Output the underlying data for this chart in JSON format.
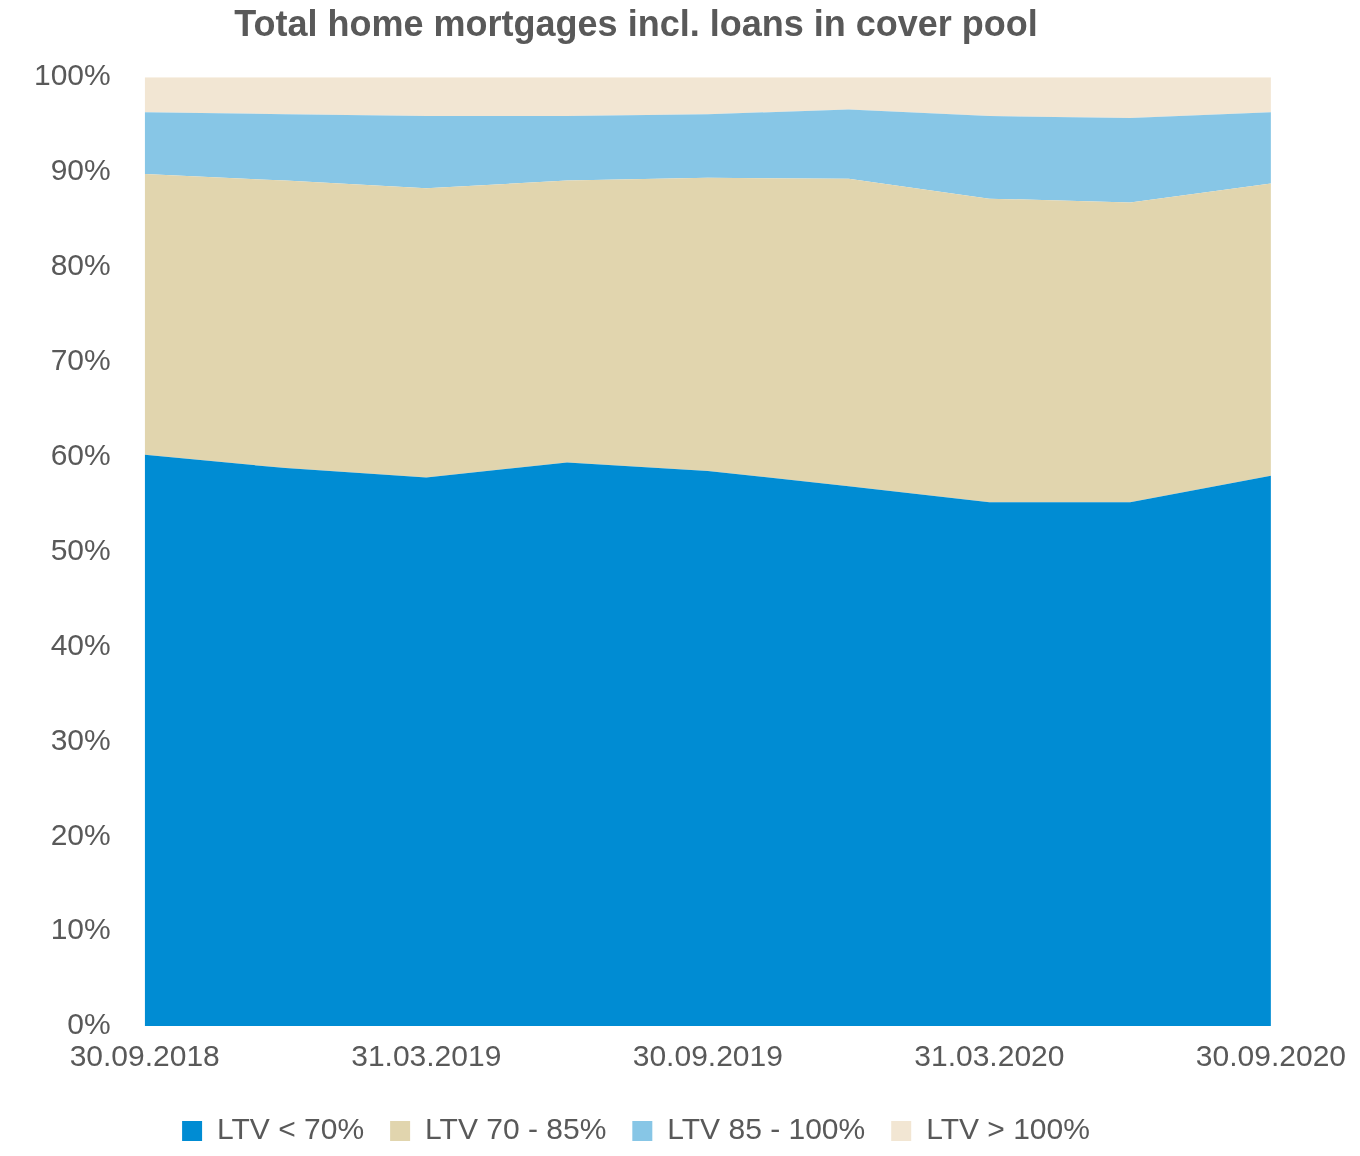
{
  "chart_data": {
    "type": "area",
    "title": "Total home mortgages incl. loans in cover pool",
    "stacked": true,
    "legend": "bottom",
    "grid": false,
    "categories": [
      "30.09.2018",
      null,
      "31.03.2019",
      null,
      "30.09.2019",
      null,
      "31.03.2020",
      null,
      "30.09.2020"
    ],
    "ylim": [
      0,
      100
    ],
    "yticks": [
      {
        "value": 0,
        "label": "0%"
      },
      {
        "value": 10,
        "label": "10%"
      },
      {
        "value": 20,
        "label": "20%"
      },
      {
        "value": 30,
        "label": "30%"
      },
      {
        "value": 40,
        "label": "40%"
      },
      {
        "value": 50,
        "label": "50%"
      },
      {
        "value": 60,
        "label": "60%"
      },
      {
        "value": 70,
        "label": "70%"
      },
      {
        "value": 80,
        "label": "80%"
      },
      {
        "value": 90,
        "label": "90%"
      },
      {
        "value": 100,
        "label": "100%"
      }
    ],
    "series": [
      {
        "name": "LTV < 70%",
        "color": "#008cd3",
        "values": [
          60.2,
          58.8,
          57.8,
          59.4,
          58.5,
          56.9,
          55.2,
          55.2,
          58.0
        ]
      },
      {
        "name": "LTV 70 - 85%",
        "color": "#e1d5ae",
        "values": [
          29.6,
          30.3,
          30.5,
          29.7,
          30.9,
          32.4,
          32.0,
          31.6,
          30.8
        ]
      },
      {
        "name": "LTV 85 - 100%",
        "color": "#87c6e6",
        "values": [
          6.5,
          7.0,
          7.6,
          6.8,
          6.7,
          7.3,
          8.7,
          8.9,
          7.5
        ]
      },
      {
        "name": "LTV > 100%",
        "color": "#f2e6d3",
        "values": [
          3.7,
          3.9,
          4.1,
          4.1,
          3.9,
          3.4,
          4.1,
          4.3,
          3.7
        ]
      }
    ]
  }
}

_ _ _ _ _

▶ **WHAT TO PRODUCE**
List every line above that holds the word "label".

▶ **OUTPUT**
        "label": "0%"
        "label": "10%"
        "label": "20%"
        "label": "30%"
        "label": "40%"
        "label": "50%"
        "label": "60%"
        "label": "70%"
        "label": "80%"
        "label": "90%"
        "label": "100%"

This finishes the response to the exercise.